| Spatial layout data |
= = = =

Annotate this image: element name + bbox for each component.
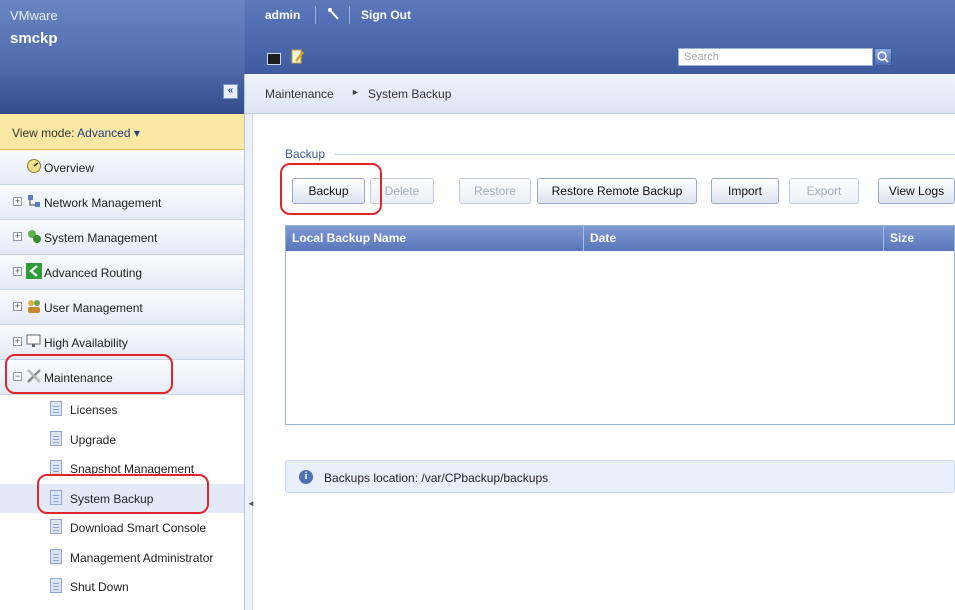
sidebar-header: « [0, 74, 244, 114]
sidebar-item-download-smart-console[interactable]: Download Smart Console [0, 513, 244, 543]
section-label: Backup [285, 147, 326, 161]
divider [335, 154, 955, 155]
expand-icon[interactable]: + [13, 232, 22, 241]
info-icon: i [299, 470, 313, 484]
overview-icon [26, 158, 42, 174]
sidebar-item-system-management[interactable]: + System Management [0, 220, 244, 255]
document-icon [50, 401, 62, 416]
restore-remote-backup-button[interactable]: Restore Remote Backup [537, 178, 697, 204]
submenu-label: Snapshot Management [70, 462, 195, 476]
collapse-icon[interactable]: − [13, 372, 22, 381]
sign-out-link[interactable]: Sign Out [361, 8, 411, 22]
search-input[interactable] [678, 48, 873, 66]
sidebar: « View mode: Advanced ▾ Overview + Netwo… [0, 74, 245, 610]
restore-button[interactable]: Restore [459, 178, 531, 204]
submenu-label: Management Administrator [70, 550, 214, 565]
document-icon [50, 519, 62, 534]
network-icon [26, 193, 42, 209]
breadcrumb: Maintenance ► System Backup [245, 74, 955, 114]
main-content: Maintenance ► System Backup ◄ Backup Bac… [245, 74, 955, 610]
submenu-label: Licenses [70, 403, 118, 417]
sidebar-item-label: Overview [44, 161, 95, 175]
wrench-icon[interactable] [327, 7, 343, 23]
sidebar-item-system-backup[interactable]: System Backup [0, 483, 244, 513]
info-banner: i Backups location: /var/CPbackup/backup… [285, 460, 955, 493]
users-icon [26, 298, 42, 314]
chevron-left-icon[interactable]: ◄ [247, 499, 255, 508]
system-icon [26, 228, 42, 244]
breadcrumb-current: System Backup [368, 87, 452, 101]
expand-icon[interactable]: + [13, 302, 22, 311]
sidebar-item-licenses[interactable]: Licenses [0, 395, 244, 425]
import-button[interactable]: Import [711, 178, 779, 204]
document-icon [50, 430, 62, 446]
sidebar-item-label: High Availability [44, 336, 128, 350]
sidebar-item-network-management[interactable]: + Network Management [0, 185, 244, 220]
edit-icon[interactable] [291, 49, 305, 65]
sidebar-item-label: Maintenance [44, 371, 113, 385]
maintenance-submenu: Licenses Upgrade Snapshot Management Sys… [0, 395, 244, 602]
splitter-handle[interactable]: ◄ [245, 114, 255, 610]
submenu-label: Download Smart Console [70, 521, 207, 535]
backup-button[interactable]: Backup [292, 178, 365, 204]
collapse-sidebar-icon[interactable]: « [223, 84, 238, 99]
sidebar-item-user-management[interactable]: + User Management [0, 290, 244, 325]
divider [315, 6, 316, 24]
document-icon [50, 578, 62, 593]
sidebar-item-high-availability[interactable]: + High Availability [0, 325, 244, 360]
sidebar-item-label: User Management [44, 301, 143, 315]
terminal-icon[interactable] [267, 53, 281, 65]
document-icon [50, 489, 62, 505]
expand-icon[interactable]: + [13, 197, 22, 206]
sidebar-item-maintenance[interactable]: − Maintenance [0, 360, 244, 395]
document-icon [50, 460, 62, 475]
backup-table: Local Backup Name Date Size [285, 225, 955, 425]
view-mode-value[interactable]: Advanced ▾ [77, 126, 140, 140]
sidebar-item-overview[interactable]: Overview [0, 150, 244, 185]
view-mode-label: View mode: [12, 126, 75, 140]
sidebar-item-management-administrator[interactable]: Management Administrator [0, 543, 244, 573]
sidebar-item-advanced-routing[interactable]: + Advanced Routing [0, 255, 244, 290]
expand-icon[interactable]: + [13, 267, 22, 276]
breadcrumb-parent[interactable]: Maintenance [265, 87, 334, 101]
view-logs-button[interactable]: View Logs [878, 178, 955, 204]
current-user: admin [265, 8, 301, 22]
sidebar-item-label: System Management [44, 231, 158, 245]
delete-button[interactable]: Delete [370, 178, 434, 204]
divider [349, 6, 350, 24]
ha-icon [26, 333, 42, 349]
sidebar-item-label: Advanced Routing [44, 266, 143, 280]
view-mode-selector[interactable]: View mode: Advanced ▾ [0, 114, 244, 150]
sidebar-item-upgrade[interactable]: Upgrade [0, 425, 244, 455]
maintenance-icon [26, 368, 42, 384]
table-header: Local Backup Name Date Size [286, 226, 954, 251]
submenu-label: System Backup [70, 491, 154, 506]
export-button[interactable]: Export [789, 178, 859, 204]
column-header-size[interactable]: Size [884, 226, 955, 251]
sidebar-item-snapshot-management[interactable]: Snapshot Management [0, 454, 244, 484]
header-brand-area: VMware smckp [0, 0, 245, 74]
app-header: VMware smckp admin Sign Out [0, 0, 955, 74]
submenu-label: Shut Down [70, 580, 129, 594]
column-header-date[interactable]: Date [584, 226, 884, 251]
sidebar-item-shut-down[interactable]: Shut Down [0, 572, 244, 602]
routing-icon [26, 263, 42, 279]
vendor-name: VMware [10, 8, 58, 23]
submenu-label: Upgrade [70, 432, 117, 447]
header-toolbar: admin Sign Out [245, 0, 955, 74]
expand-icon[interactable]: + [13, 337, 22, 346]
document-icon [50, 548, 62, 564]
search-icon[interactable] [874, 48, 892, 66]
chevron-right-icon: ► [351, 87, 360, 97]
column-header-name[interactable]: Local Backup Name [286, 226, 584, 251]
hostname: smckp [10, 30, 58, 47]
info-text: Backups location: /var/CPbackup/backups [324, 471, 549, 485]
sidebar-item-label: Network Management [44, 196, 162, 210]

= = = =

From the items above, keep only the lines that contain the string "Backups" and copy each one in full.

| Exercise solution |
info-banner: i Backups location: /var/CPbackup/backup… [285, 460, 955, 493]
info-text: Backups location: /var/CPbackup/backups [324, 471, 549, 485]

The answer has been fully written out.